Wherever the word "content" appears in a line, copy that line.
** begin **
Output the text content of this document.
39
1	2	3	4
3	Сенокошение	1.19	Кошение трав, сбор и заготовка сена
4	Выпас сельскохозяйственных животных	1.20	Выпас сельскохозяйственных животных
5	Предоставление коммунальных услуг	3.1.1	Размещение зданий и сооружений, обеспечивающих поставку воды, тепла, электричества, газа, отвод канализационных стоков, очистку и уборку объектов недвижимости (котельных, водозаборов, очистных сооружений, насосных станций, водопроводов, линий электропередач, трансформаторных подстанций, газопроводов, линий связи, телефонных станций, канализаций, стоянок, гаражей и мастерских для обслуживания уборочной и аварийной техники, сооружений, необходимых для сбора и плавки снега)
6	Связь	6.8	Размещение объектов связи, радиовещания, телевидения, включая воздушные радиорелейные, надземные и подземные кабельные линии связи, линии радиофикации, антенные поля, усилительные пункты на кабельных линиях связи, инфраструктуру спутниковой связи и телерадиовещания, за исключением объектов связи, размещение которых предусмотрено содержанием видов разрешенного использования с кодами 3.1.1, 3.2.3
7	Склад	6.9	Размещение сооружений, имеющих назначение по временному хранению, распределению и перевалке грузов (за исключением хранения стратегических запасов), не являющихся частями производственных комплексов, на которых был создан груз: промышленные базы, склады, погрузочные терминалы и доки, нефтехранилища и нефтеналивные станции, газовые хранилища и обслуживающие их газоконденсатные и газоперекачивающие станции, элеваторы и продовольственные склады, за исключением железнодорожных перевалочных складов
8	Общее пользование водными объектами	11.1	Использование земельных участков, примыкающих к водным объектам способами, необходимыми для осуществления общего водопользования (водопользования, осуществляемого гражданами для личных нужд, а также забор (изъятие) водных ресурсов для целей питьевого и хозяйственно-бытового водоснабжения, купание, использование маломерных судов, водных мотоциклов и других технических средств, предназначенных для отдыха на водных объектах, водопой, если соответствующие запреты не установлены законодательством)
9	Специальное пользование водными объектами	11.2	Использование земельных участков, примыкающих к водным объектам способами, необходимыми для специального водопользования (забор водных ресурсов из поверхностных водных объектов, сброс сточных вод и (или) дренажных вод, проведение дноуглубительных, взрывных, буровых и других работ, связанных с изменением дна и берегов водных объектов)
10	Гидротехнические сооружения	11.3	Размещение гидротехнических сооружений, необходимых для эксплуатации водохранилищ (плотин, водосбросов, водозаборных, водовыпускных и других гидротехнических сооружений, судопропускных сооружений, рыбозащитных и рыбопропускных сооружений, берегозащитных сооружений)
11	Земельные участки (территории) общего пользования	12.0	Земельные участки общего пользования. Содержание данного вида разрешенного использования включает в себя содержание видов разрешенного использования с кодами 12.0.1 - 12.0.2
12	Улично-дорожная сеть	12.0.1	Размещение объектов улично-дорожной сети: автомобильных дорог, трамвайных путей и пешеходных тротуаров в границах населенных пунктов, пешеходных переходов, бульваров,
** end **
** begin **
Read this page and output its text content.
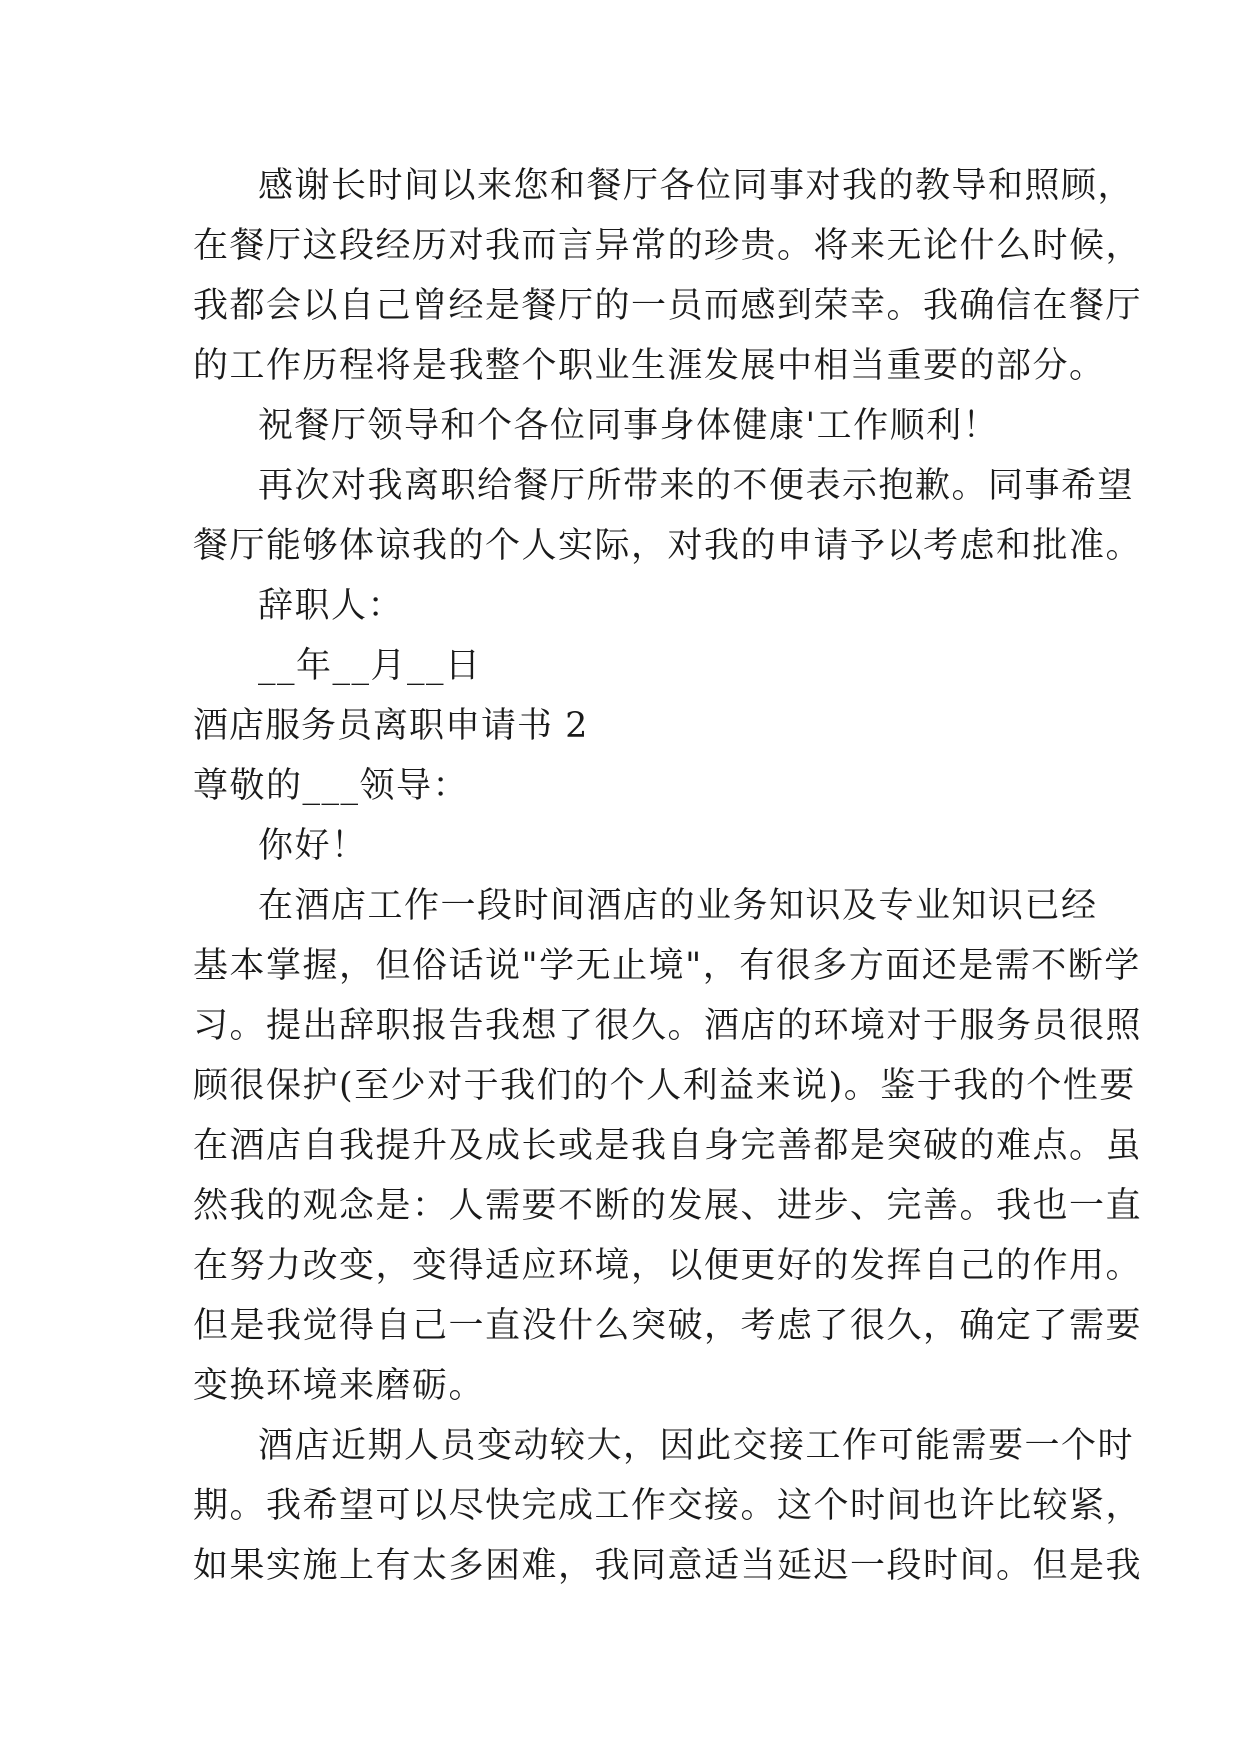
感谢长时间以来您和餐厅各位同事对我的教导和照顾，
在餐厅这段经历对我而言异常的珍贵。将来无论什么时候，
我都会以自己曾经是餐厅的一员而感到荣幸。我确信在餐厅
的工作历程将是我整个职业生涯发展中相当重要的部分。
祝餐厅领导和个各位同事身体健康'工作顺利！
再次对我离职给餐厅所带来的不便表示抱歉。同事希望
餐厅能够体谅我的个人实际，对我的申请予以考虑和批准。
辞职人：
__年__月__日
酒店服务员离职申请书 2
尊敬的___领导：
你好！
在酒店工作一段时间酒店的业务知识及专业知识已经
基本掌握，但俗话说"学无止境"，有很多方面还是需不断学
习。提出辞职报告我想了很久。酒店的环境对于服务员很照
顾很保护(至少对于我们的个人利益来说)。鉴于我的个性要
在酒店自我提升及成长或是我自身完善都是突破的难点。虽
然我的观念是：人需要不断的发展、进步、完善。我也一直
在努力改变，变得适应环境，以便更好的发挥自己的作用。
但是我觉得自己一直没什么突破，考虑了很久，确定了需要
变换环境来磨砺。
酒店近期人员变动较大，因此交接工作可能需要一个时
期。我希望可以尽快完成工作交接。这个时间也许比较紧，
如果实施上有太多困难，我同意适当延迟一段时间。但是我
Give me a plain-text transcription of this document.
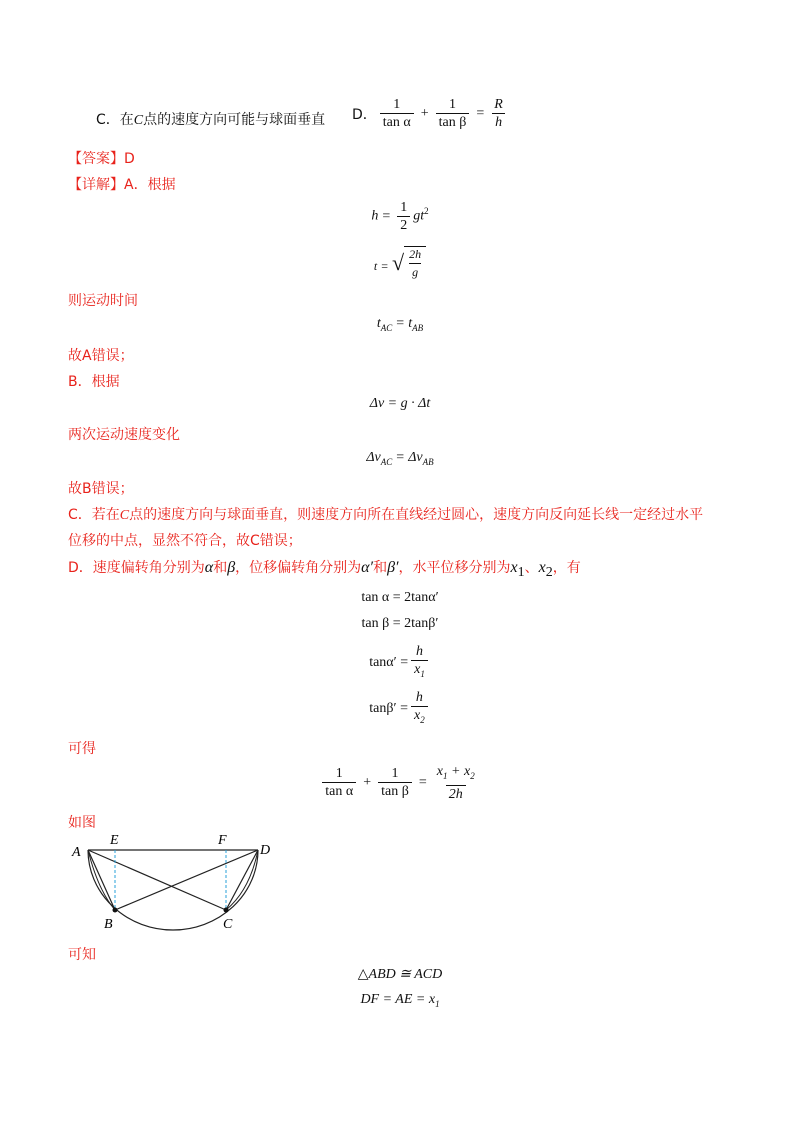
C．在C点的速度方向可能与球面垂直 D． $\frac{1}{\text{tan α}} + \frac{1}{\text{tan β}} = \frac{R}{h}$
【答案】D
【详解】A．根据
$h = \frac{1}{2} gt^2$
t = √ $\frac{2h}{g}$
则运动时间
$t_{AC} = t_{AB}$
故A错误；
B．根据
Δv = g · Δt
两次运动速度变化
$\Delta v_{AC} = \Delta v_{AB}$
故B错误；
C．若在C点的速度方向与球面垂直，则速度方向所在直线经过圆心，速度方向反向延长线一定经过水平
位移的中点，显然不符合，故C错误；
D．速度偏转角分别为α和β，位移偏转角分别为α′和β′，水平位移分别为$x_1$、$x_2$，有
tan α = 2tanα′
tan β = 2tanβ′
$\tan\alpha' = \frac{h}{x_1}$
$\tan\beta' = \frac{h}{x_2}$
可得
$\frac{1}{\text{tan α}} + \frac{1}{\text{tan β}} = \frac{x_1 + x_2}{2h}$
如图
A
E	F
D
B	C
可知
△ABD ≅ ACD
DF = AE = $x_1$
** end **
** begin **
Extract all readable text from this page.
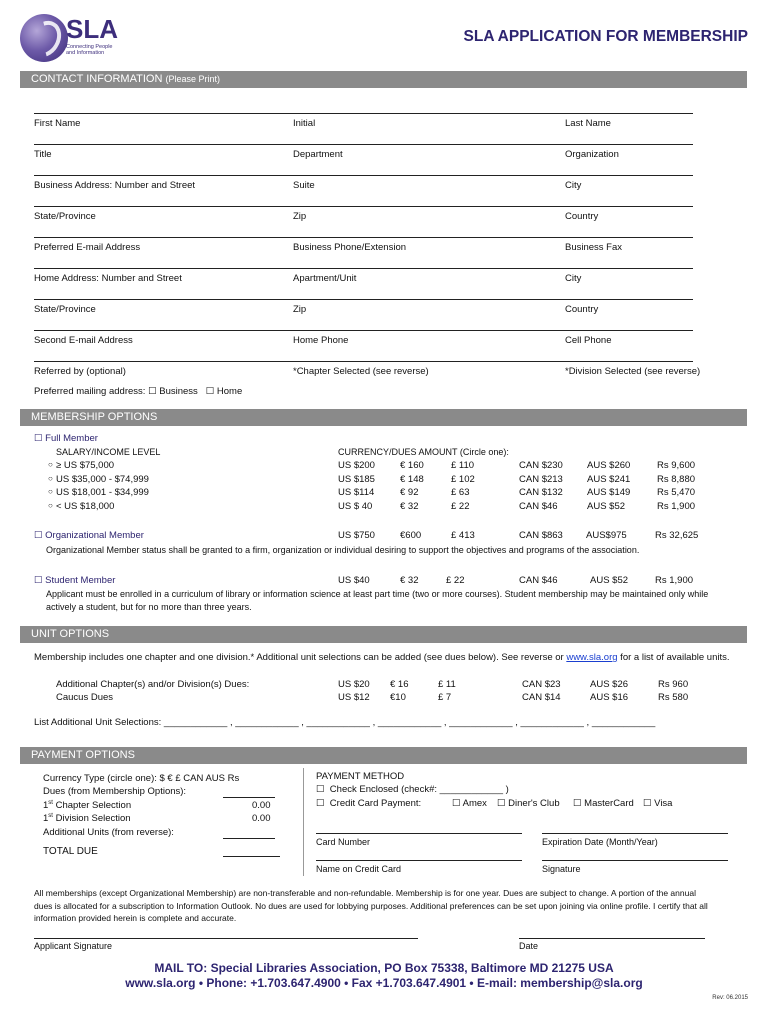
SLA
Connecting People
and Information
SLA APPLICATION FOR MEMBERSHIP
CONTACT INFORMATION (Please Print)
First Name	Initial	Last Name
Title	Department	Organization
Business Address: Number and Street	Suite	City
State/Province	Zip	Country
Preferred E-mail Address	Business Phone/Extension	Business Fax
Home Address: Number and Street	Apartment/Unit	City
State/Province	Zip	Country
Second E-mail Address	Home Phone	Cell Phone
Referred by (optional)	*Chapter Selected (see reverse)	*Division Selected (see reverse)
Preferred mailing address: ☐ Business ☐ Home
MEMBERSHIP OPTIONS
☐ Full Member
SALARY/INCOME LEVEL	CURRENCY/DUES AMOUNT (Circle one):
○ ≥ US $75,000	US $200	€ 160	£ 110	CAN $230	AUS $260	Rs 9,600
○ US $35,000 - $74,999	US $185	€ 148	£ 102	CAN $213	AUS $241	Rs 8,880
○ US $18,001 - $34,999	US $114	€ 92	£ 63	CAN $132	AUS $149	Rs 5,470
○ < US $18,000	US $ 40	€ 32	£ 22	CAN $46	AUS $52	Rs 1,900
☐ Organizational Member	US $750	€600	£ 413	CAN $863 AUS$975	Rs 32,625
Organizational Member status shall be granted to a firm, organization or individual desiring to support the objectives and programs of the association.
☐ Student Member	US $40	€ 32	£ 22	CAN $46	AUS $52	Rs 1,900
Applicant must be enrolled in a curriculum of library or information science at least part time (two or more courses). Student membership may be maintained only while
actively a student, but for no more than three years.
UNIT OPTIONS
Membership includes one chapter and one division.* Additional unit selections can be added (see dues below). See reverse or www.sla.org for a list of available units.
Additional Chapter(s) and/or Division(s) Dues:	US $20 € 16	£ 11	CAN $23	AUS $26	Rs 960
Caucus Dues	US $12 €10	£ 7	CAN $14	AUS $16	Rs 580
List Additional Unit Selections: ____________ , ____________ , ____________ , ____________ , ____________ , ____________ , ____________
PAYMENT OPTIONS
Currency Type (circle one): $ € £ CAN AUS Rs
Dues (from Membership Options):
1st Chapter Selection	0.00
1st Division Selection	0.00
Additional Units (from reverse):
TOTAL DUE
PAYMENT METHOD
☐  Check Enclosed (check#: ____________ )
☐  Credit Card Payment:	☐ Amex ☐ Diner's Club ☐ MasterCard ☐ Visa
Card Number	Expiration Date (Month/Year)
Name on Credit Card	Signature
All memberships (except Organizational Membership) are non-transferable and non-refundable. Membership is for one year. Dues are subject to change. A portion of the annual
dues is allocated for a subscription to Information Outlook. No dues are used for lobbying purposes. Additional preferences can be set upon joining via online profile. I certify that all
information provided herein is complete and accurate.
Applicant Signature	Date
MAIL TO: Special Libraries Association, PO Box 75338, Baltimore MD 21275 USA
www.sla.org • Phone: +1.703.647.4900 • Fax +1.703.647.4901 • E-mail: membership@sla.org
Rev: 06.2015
** end **
### Output
Output the text content of this document.
Read this page and output its text content.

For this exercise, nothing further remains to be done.